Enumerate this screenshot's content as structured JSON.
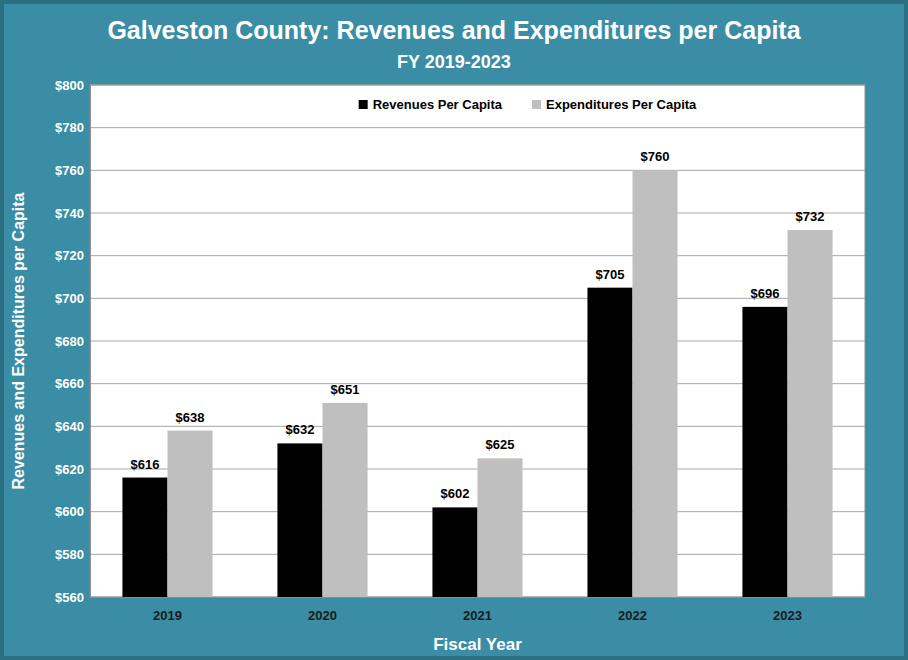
{
  "chart_data": {
    "type": "bar",
    "title": "Galveston County: Revenues and Expenditures per Capita",
    "subtitle": "FY 2019-2023",
    "x_label": "Fiscal Year",
    "y_label": "Revenues and Expenditures per Capita",
    "categories": [
      "2019",
      "2020",
      "2021",
      "2022",
      "2023"
    ],
    "series": [
      {
        "name": "Revenues Per Capita",
        "color": "#000000",
        "values": [
          616,
          632,
          602,
          705,
          696
        ],
        "value_labels": [
          "$616",
          "$632",
          "$602",
          "$705",
          "$696"
        ]
      },
      {
        "name": "Expenditures Per Capita",
        "color": "#bfbfbf",
        "values": [
          638,
          651,
          625,
          760,
          732
        ],
        "value_labels": [
          "$638",
          "$651",
          "$625",
          "$760",
          "$732"
        ]
      }
    ],
    "ylim": [
      560,
      800
    ],
    "yticks": [
      {
        "value": 560,
        "label": "$560"
      },
      {
        "value": 580,
        "label": "$580"
      },
      {
        "value": 600,
        "label": "$600"
      },
      {
        "value": 620,
        "label": "$620"
      },
      {
        "value": 640,
        "label": "$640"
      },
      {
        "value": 660,
        "label": "$660"
      },
      {
        "value": 680,
        "label": "$680"
      },
      {
        "value": 700,
        "label": "$700"
      },
      {
        "value": 720,
        "label": "$720"
      },
      {
        "value": 740,
        "label": "$740"
      },
      {
        "value": 760,
        "label": "$760"
      },
      {
        "value": 780,
        "label": "$780"
      },
      {
        "value": 800,
        "label": "$800"
      }
    ],
    "grid": true,
    "legend": "top",
    "data_labels": true
  }
}
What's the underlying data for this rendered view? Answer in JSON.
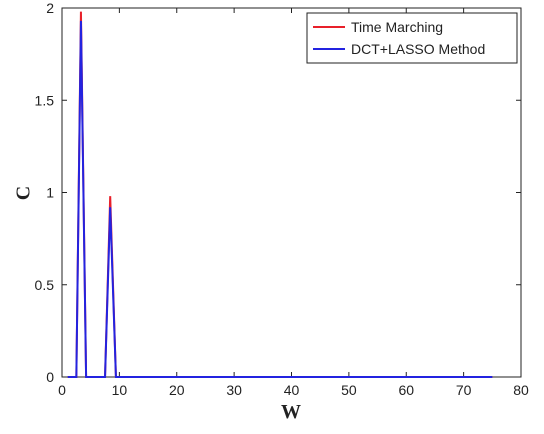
{
  "chart_data": {
    "type": "line",
    "xlabel": "W",
    "ylabel": "C",
    "x": [
      1,
      2.5,
      3.3,
      4.2,
      7.5,
      8.4,
      9.4,
      75
    ],
    "series": [
      {
        "name": "Time Marching",
        "color": "#e8202a",
        "values": [
          0,
          0,
          1.98,
          0,
          0,
          0.98,
          0,
          0
        ]
      },
      {
        "name": "DCT+LASSO Method",
        "color": "#2323e0",
        "values": [
          0,
          0,
          1.93,
          0,
          0,
          0.92,
          0,
          0
        ]
      }
    ],
    "xlim": [
      0,
      80
    ],
    "xticks": [
      0,
      10,
      20,
      30,
      40,
      50,
      60,
      70,
      80
    ],
    "ylim": [
      0,
      2
    ],
    "yticks": [
      0,
      0.5,
      1,
      1.5,
      2
    ],
    "grid": false,
    "legend": "top-right"
  }
}
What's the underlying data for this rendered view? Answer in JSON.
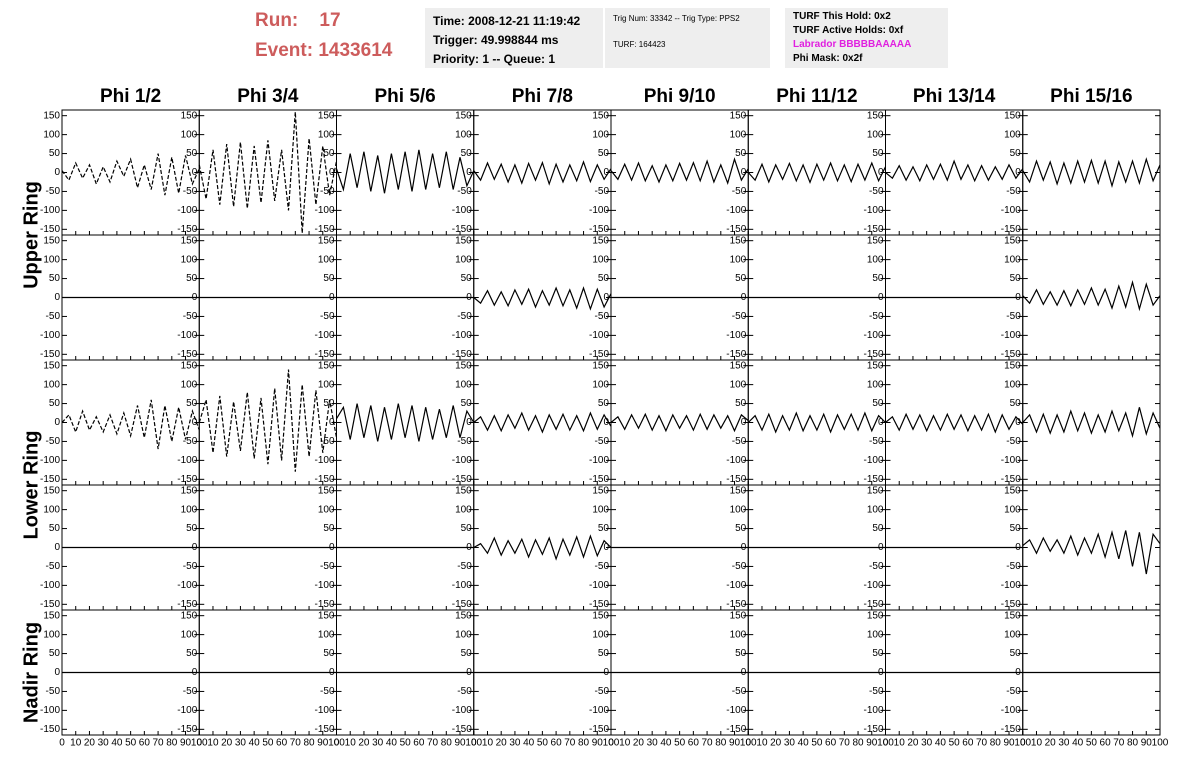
{
  "header": {
    "run_label": "Run:",
    "run": "17",
    "event_label": "Event:",
    "event": "1433614",
    "info_boxes": [
      [
        "Time: 2008-12-21 11:19:42",
        "Trigger: 49.998844 ms",
        "Priority: 1 -- Queue: 1"
      ],
      [
        "Trig Num: 33342 -- Trig Type: PPS2",
        "TURF: 164423"
      ],
      [
        "TURF This Hold: 0x2",
        "TURF Active Holds: 0xf",
        "Labrador BBBBBAAAAA",
        "Phi Mask: 0x2f"
      ]
    ]
  },
  "chart_data": {
    "type": "line",
    "color": "#000000",
    "columns": [
      "Phi 1/2",
      "Phi 3/4",
      "Phi 5/6",
      "Phi 7/8",
      "Phi 9/10",
      "Phi 11/12",
      "Phi 13/14",
      "Phi 15/16"
    ],
    "rows": [
      "Upper Ring",
      "Lower Ring",
      "Nadir Ring"
    ],
    "xlim": [
      0,
      100
    ],
    "xticks": [
      0,
      10,
      20,
      30,
      40,
      50,
      60,
      70,
      80,
      90,
      100
    ],
    "ylim": [
      -165,
      165
    ],
    "yticks": [
      -150,
      -100,
      -50,
      0,
      50,
      100,
      150
    ],
    "x": [
      0,
      5,
      10,
      15,
      20,
      25,
      30,
      35,
      40,
      45,
      50,
      55,
      60,
      65,
      70,
      75,
      80,
      85,
      90,
      95,
      100
    ],
    "panels": [
      [
        {
          "dashed": true,
          "values": [
            5,
            -20,
            25,
            -15,
            20,
            -30,
            15,
            -25,
            30,
            -10,
            35,
            -40,
            20,
            -45,
            50,
            -60,
            40,
            -55,
            45,
            -30,
            10
          ]
        },
        {
          "dashed": true,
          "values": [
            20,
            -70,
            60,
            -85,
            75,
            -90,
            80,
            -95,
            70,
            -80,
            85,
            -75,
            60,
            -100,
            160,
            -160,
            90,
            -85,
            70,
            -60,
            30
          ]
        },
        {
          "values": [
            10,
            -45,
            50,
            -40,
            55,
            -50,
            45,
            -55,
            50,
            -45,
            55,
            -50,
            60,
            -45,
            50,
            -40,
            55,
            -45,
            40,
            -35,
            5
          ]
        },
        {
          "values": [
            5,
            -20,
            25,
            -18,
            22,
            -25,
            20,
            -28,
            24,
            -20,
            26,
            -30,
            22,
            -25,
            20,
            -22,
            28,
            -24,
            20,
            -18,
            10
          ]
        },
        {
          "values": [
            5,
            -18,
            22,
            -20,
            25,
            -22,
            18,
            -25,
            20,
            -22,
            24,
            -20,
            26,
            -22,
            30,
            -25,
            20,
            -28,
            35,
            -20,
            10
          ]
        },
        {
          "values": [
            0,
            -20,
            22,
            -25,
            20,
            -18,
            24,
            -22,
            20,
            -26,
            22,
            -20,
            25,
            -22,
            20,
            -24,
            22,
            -20,
            25,
            -22,
            15
          ]
        },
        {
          "values": [
            0,
            -15,
            18,
            -20,
            15,
            -22,
            20,
            -18,
            22,
            -20,
            30,
            -18,
            20,
            -22,
            18,
            -20,
            15,
            -18,
            20,
            -15,
            10
          ]
        },
        {
          "values": [
            5,
            -25,
            30,
            -20,
            28,
            -30,
            25,
            -28,
            30,
            -25,
            32,
            -28,
            30,
            -35,
            28,
            -25,
            30,
            -28,
            35,
            -22,
            20
          ]
        }
      ],
      [
        {
          "values": [
            0,
            0,
            0,
            0,
            0,
            0,
            0,
            0,
            0,
            0,
            0,
            0,
            0,
            0,
            0,
            0,
            0,
            0,
            0,
            0,
            0
          ]
        },
        {
          "values": [
            0,
            0,
            0,
            0,
            0,
            0,
            0,
            0,
            0,
            0,
            0,
            0,
            0,
            0,
            0,
            0,
            0,
            0,
            0,
            0,
            0
          ]
        },
        {
          "values": [
            0,
            0,
            0,
            0,
            0,
            0,
            0,
            0,
            0,
            0,
            0,
            0,
            0,
            0,
            0,
            0,
            0,
            0,
            0,
            0,
            0
          ]
        },
        {
          "values": [
            0,
            -15,
            18,
            -20,
            15,
            -22,
            20,
            -18,
            22,
            -25,
            18,
            -20,
            25,
            -22,
            20,
            -28,
            25,
            -30,
            22,
            -25,
            10
          ]
        },
        {
          "values": [
            0,
            0,
            0,
            0,
            0,
            0,
            0,
            0,
            0,
            0,
            0,
            0,
            0,
            0,
            0,
            0,
            0,
            0,
            0,
            0,
            0
          ]
        },
        {
          "values": [
            0,
            0,
            0,
            0,
            0,
            0,
            0,
            0,
            0,
            0,
            0,
            0,
            0,
            0,
            0,
            0,
            0,
            0,
            0,
            0,
            0
          ]
        },
        {
          "values": [
            0,
            0,
            0,
            0,
            0,
            0,
            0,
            0,
            0,
            0,
            0,
            0,
            0,
            0,
            0,
            0,
            0,
            0,
            0,
            0,
            0
          ]
        },
        {
          "values": [
            5,
            -15,
            20,
            -18,
            15,
            -20,
            18,
            -22,
            20,
            -18,
            25,
            -20,
            22,
            -28,
            30,
            -25,
            40,
            -30,
            35,
            -20,
            5
          ]
        }
      ],
      [
        {
          "dashed": true,
          "values": [
            0,
            20,
            -25,
            30,
            -20,
            15,
            -25,
            20,
            -30,
            25,
            -35,
            45,
            -40,
            60,
            -70,
            45,
            -50,
            40,
            -45,
            30,
            -20
          ]
        },
        {
          "dashed": true,
          "values": [
            0,
            60,
            -80,
            70,
            -90,
            55,
            -75,
            80,
            -95,
            65,
            -110,
            90,
            -100,
            140,
            -130,
            100,
            -90,
            85,
            -80,
            60,
            -40
          ]
        },
        {
          "values": [
            10,
            40,
            -45,
            50,
            -40,
            45,
            -50,
            40,
            -45,
            50,
            -40,
            45,
            -50,
            40,
            -45,
            35,
            -40,
            45,
            -40,
            30,
            0
          ]
        },
        {
          "values": [
            0,
            15,
            -20,
            18,
            -22,
            20,
            -15,
            25,
            -20,
            18,
            -25,
            20,
            -18,
            22,
            -20,
            18,
            -22,
            25,
            -18,
            20,
            -10
          ]
        },
        {
          "values": [
            0,
            15,
            -18,
            20,
            -15,
            22,
            -20,
            18,
            -22,
            20,
            -15,
            18,
            -20,
            22,
            -18,
            20,
            -15,
            18,
            -22,
            20,
            5
          ]
        },
        {
          "values": [
            0,
            18,
            -20,
            22,
            -25,
            18,
            -20,
            25,
            -22,
            18,
            -20,
            22,
            -25,
            20,
            -18,
            22,
            -20,
            25,
            -22,
            18,
            0
          ]
        },
        {
          "values": [
            0,
            15,
            -20,
            22,
            -18,
            20,
            -22,
            18,
            -20,
            22,
            -18,
            20,
            -22,
            18,
            -20,
            22,
            -25,
            20,
            -18,
            15,
            -5
          ]
        },
        {
          "values": [
            0,
            20,
            -25,
            22,
            -28,
            20,
            -25,
            30,
            -22,
            25,
            -28,
            20,
            -25,
            30,
            -22,
            25,
            -35,
            40,
            -30,
            25,
            -15
          ]
        }
      ],
      [
        {
          "values": [
            0,
            0,
            0,
            0,
            0,
            0,
            0,
            0,
            0,
            0,
            0,
            0,
            0,
            0,
            0,
            0,
            0,
            0,
            0,
            0,
            0
          ]
        },
        {
          "values": [
            0,
            0,
            0,
            0,
            0,
            0,
            0,
            0,
            0,
            0,
            0,
            0,
            0,
            0,
            0,
            0,
            0,
            0,
            0,
            0,
            0
          ]
        },
        {
          "values": [
            0,
            0,
            0,
            0,
            0,
            0,
            0,
            0,
            0,
            0,
            0,
            0,
            0,
            0,
            0,
            0,
            0,
            0,
            0,
            0,
            0
          ]
        },
        {
          "values": [
            0,
            10,
            -15,
            25,
            -20,
            18,
            -15,
            22,
            -25,
            20,
            -18,
            25,
            -30,
            22,
            -20,
            28,
            -25,
            30,
            -22,
            18,
            0
          ]
        },
        {
          "values": [
            0,
            0,
            0,
            0,
            0,
            0,
            0,
            0,
            0,
            0,
            0,
            0,
            0,
            0,
            0,
            0,
            0,
            0,
            0,
            0,
            0
          ]
        },
        {
          "values": [
            0,
            0,
            0,
            0,
            0,
            0,
            0,
            0,
            0,
            0,
            0,
            0,
            0,
            0,
            0,
            0,
            0,
            0,
            0,
            0,
            0
          ]
        },
        {
          "values": [
            0,
            0,
            0,
            0,
            0,
            0,
            0,
            0,
            0,
            0,
            0,
            0,
            0,
            0,
            0,
            0,
            0,
            0,
            0,
            0,
            0
          ]
        },
        {
          "values": [
            5,
            20,
            -15,
            25,
            -10,
            20,
            -15,
            30,
            -20,
            25,
            -15,
            35,
            -25,
            40,
            -30,
            45,
            -50,
            40,
            -70,
            35,
            10
          ]
        }
      ],
      [
        {
          "values": [
            0,
            0,
            0,
            0,
            0,
            0,
            0,
            0,
            0,
            0,
            0,
            0,
            0,
            0,
            0,
            0,
            0,
            0,
            0,
            0,
            0
          ]
        },
        {
          "values": [
            0,
            0,
            0,
            0,
            0,
            0,
            0,
            0,
            0,
            0,
            0,
            0,
            0,
            0,
            0,
            0,
            0,
            0,
            0,
            0,
            0
          ]
        },
        {
          "values": [
            0,
            0,
            0,
            0,
            0,
            0,
            0,
            0,
            0,
            0,
            0,
            0,
            0,
            0,
            0,
            0,
            0,
            0,
            0,
            0,
            0
          ]
        },
        {
          "values": [
            0,
            0,
            0,
            0,
            0,
            0,
            0,
            0,
            0,
            0,
            0,
            0,
            0,
            0,
            0,
            0,
            0,
            0,
            0,
            0,
            0
          ]
        },
        {
          "values": [
            0,
            0,
            0,
            0,
            0,
            0,
            0,
            0,
            0,
            0,
            0,
            0,
            0,
            0,
            0,
            0,
            0,
            0,
            0,
            0,
            0
          ]
        },
        {
          "values": [
            0,
            0,
            0,
            0,
            0,
            0,
            0,
            0,
            0,
            0,
            0,
            0,
            0,
            0,
            0,
            0,
            0,
            0,
            0,
            0,
            0
          ]
        },
        {
          "values": [
            0,
            0,
            0,
            0,
            0,
            0,
            0,
            0,
            0,
            0,
            0,
            0,
            0,
            0,
            0,
            0,
            0,
            0,
            0,
            0,
            0
          ]
        },
        {
          "values": [
            0,
            0,
            0,
            0,
            0,
            0,
            0,
            0,
            0,
            0,
            0,
            0,
            0,
            0,
            0,
            0,
            0,
            0,
            0,
            0,
            0
          ]
        }
      ]
    ]
  }
}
________________
Do this. Gather all lines from the records above in which "Capita" appears.

Finished answer.
    "title": "Galveston County: Revenues and Expenditures per Capita",
    "y_label": "Revenues and Expenditures per Capita",
        "name": "Revenues Per Capita",
        "name": "Expenditures Per Capita",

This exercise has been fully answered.